■ What the exercise asks ■
Please filter the entries and return only the lines that include "Campus".

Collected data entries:
_ _ _ _ _ _ _
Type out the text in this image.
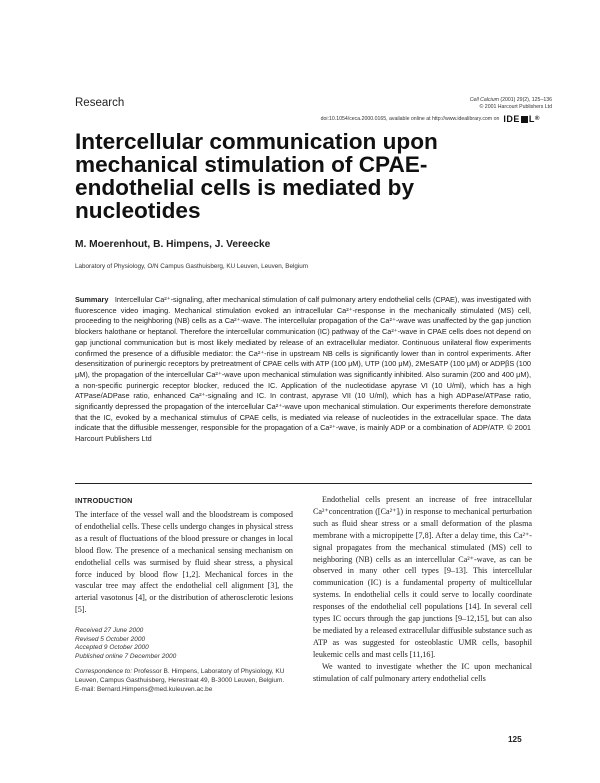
Research	Cell Calcium (2001) 29(2), 125–136
© 2001 Harcourt Publishers Ltd
doi:10.1054/ceca.2000.0165, available online at http://www.idealibrary.com on IDE L ®
Intercellular communication upon mechanical stimulation of CPAE-endothelial cells is mediated by nucleotides
M. Moerenhout, B. Himpens, J. Vereecke
Laboratory of Physiology, O/N Campus Gasthuisberg, KU Leuven, Leuven, Belgium

Summary Intercellular Ca²⁺-signaling, after mechanical stimulation of calf pulmonary artery endothelial cells (CPAE), was investigated with fluorescence video imaging. Mechanical stimulation evoked an intracellular Ca²⁺-response in the mechanically stimulated (MS) cell, proceeding to the neighboring (NB) cells as a Ca²⁺-wave. The intercellular propagation of the Ca²⁺-wave was unaffected by the gap junction blockers halothane or heptanol. Therefore the intercellular communication (IC) pathway of the Ca²⁺-wave in CPAE cells does not depend on gap junctional communication but is most likely mediated by release of an extracellular mediator. Continuous unilateral flow experiments confirmed the presence of a diffusible mediator: the Ca²⁺-rise in upstream NB cells is significantly lower than in control experiments. After desensitization of purinergic receptors by pretreatment of CPAE cells with ATP (100 μM), UTP (100 μM), 2MeSATP (100 μM) or ADPβS (100 μM), the propagation of the intercellular Ca²⁺-wave upon mechanical stimulation was significantly inhibited. Also suramin (200 and 400 μM), a non-specific purinergic receptor blocker, reduced the IC. Application of the nucleotidase apyrase VI (10 U/ml), which has a high ATPase/ADPase ratio, enhanced Ca²⁺-signaling and IC. In contrast, apyrase VII (10 U/ml), which has a high ADPase/ATPase ratio, significantly depressed the propagation of the intercellular Ca²⁺-wave upon mechanical stimulation. Our experiments therefore demonstrate that the IC, evoked by a mechanical stimulus of CPAE cells, is mediated via release of nucleotides in the extracellular space. The data indicate that the diffusible messenger, responsible for the propagation of a Ca²⁺-wave, is mainly ADP or a combination of ADP/ATP. © 2001 Harcourt Publishers Ltd

INTRODUCTION

The interface of the vessel wall and the bloodstream is composed of endothelial cells. These cells undergo changes in physical stress as a result of fluctuations of the blood pressure or changes in local blood flow. The presence of a mechanical sensing mechanism on endothelial cells was surmised by fluid shear stress, a physical force induced by blood flow [1,2]. Mechanical forces in the vascular tree may affect the endothelial cell alignment [3], the arterial vasotonus [4], or the distribution of atherosclerotic lesions [5].

Received 27 June 2000
Revised 5 October 2000
Accepted 9 October 2000
Published online 7 December 2000
Correspondence to: Professor B. Himpens, Laboratory of Physiology, KU Leuven, Campus Gasthuisberg, Herestraat 49, B-3000 Leuven, Belgium.
E-mail: Bernard.Himpens@med.kuleuven.ac.be

Endothelial cells present an increase of free intracellular Ca²⁺concentration ([Ca²⁺]ᵢ) in response to mechanical perturbation such as fluid shear stress or a small deformation of the plasma membrane with a micropipette [7,8]. After a delay time, this Ca²⁺-signal propagates from the mechanical stimulated (MS) cell to neighboring (NB) cells as an intercellular Ca²⁺-wave, as can be observed in many other cell types [9–13]. This intercellular communication (IC) is a fundamental property of multicellular systems. In endothelial cells it could serve to locally coordinate responses of the endothelial cell populations [14]. In several cell types IC occurs through the gap junctions [9–12,15], but can also be mediated by a released extracellular diffusible substance such as ATP as was suggested for osteoblastic UMR cells, basophil leukemic cells and mast cells [11,16].

We wanted to investigate whether the IC upon mechanical stimulation of calf pulmonary artery endothelial cells

125
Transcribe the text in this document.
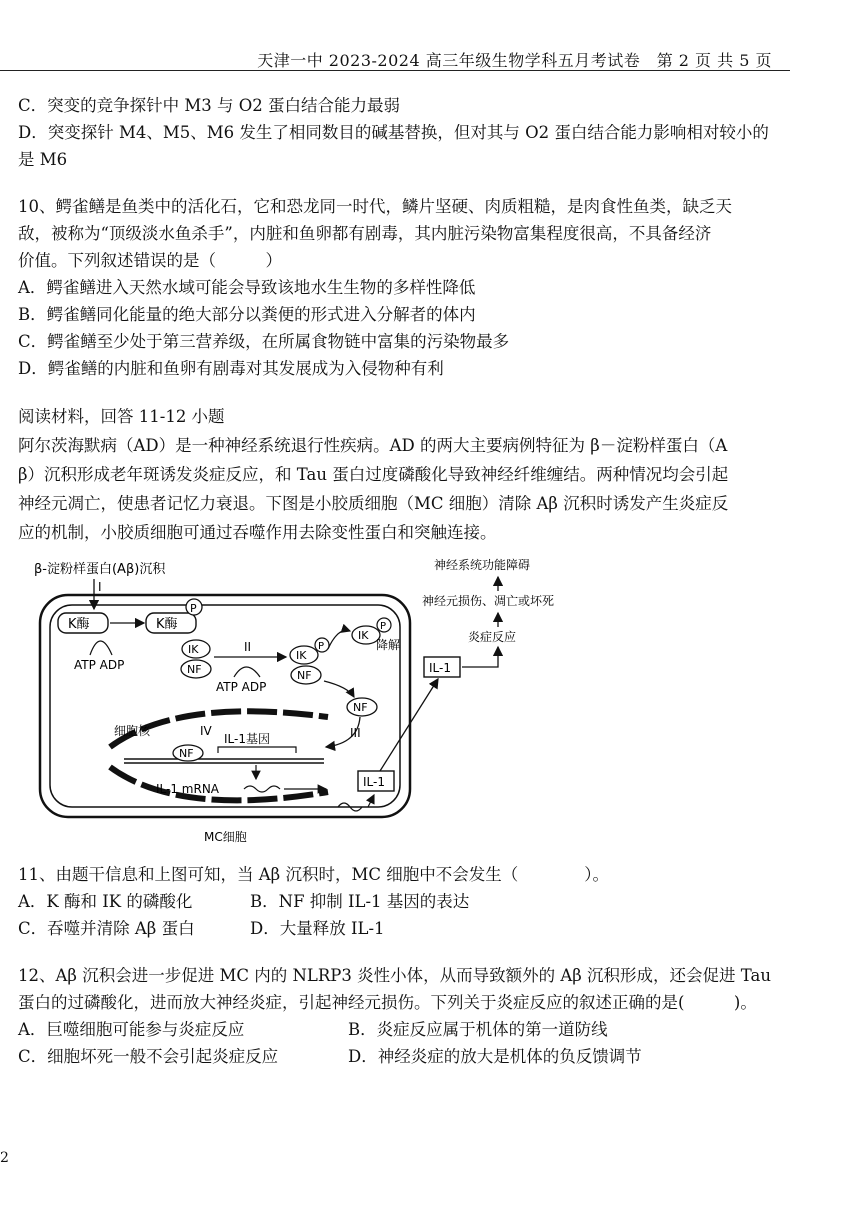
天津一中 2023-2024 高三年级生物学科五月考试卷　第 2 页 共 5 页
C．突变的竞争探针中 M3 与 O2 蛋白结合能力最弱
D．突变探针 M4、M5、M6 发生了相同数目的碱基替换，但对其与 O2 蛋白结合能力影响相对较小的
是 M6
10、鳄雀鳝是鱼类中的活化石，它和恐龙同一时代，鳞片坚硬、肉质粗糙，是肉食性鱼类，缺乏天
敌，被称为“顶级淡水鱼杀手”，内脏和鱼卵都有剧毒，其内脏污染物富集程度很高，不具备经济
价值。下列叙述错误的是（　　　）
A．鳄雀鳝进入天然水域可能会导致该地水生生物的多样性降低
B．鳄雀鳝同化能量的绝大部分以粪便的形式进入分解者的体内
C．鳄雀鳝至少处于第三营养级，在所属食物链中富集的污染物最多
D．鳄雀鳝的内脏和鱼卵有剧毒对其发展成为入侵物种有利
阅读材料，回答 11-12 小题
阿尔茨海默病（AD）是一种神经系统退行性疾病。AD 的两大主要病例特征为 β－淀粉样蛋白（A
β）沉积形成老年斑诱发炎症反应，和 Tau 蛋白过度磷酸化导致神经纤维缠结。两种情况均会引起
神经元凋亡，使患者记忆力衰退。下图是小胶质细胞（MC 细胞）清除 Aβ 沉积时诱发产生炎症反
应的机制，小胶质细胞可通过吞噬作用去除变性蛋白和突触连接。
β-淀粉样蛋白(Aβ)沉积
I
K酶
ATP ADP
K酶
P
IK
NF
II
ATP ADP
IK
P
NF
IK
P
降解
NF
III
细胞核
NF
IV
IL-1基因
IL-1 mRNA	IL-1
MC细胞
IL-1
炎症反应
神经元损伤、凋亡或坏死
神经系统功能障碍
11、由题干信息和上图可知，当 Aβ 沉积时，MC 细胞中不会发生（　　　　）。
A．K 酶和 IK 的磷酸化	B．NF 抑制 IL-1 基因的表达
C．吞噬并清除 Aβ 蛋白	D．大量释放 IL-1
12、Aβ 沉积会进一步促进 MC 内的 NLRP3 炎性小体，从而导致额外的 Aβ 沉积形成，还会促进 Tau
蛋白的过磷酸化，进而放大神经炎症，引起神经元损伤。下列关于炎症反应的叙述正确的是(　　　)。
A．巨噬细胞可能参与炎症反应	B．炎症反应属于机体的第一道防线
C．细胞坏死一般不会引起炎症反应	D．神经炎症的放大是机体的负反馈调节
2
_ _ _ _ _ _ _
■ Answer for the task ■
Laboratory of Physiology, O/N Campus Gasthuisberg, KU Leuven, Leuven, Belgium
Correspondence to: Professor B. Himpens, Laboratory of Physiology, KU Leuven, Campus Gasthuisberg, Herestraat 49, B-3000 Leuven, Belgium.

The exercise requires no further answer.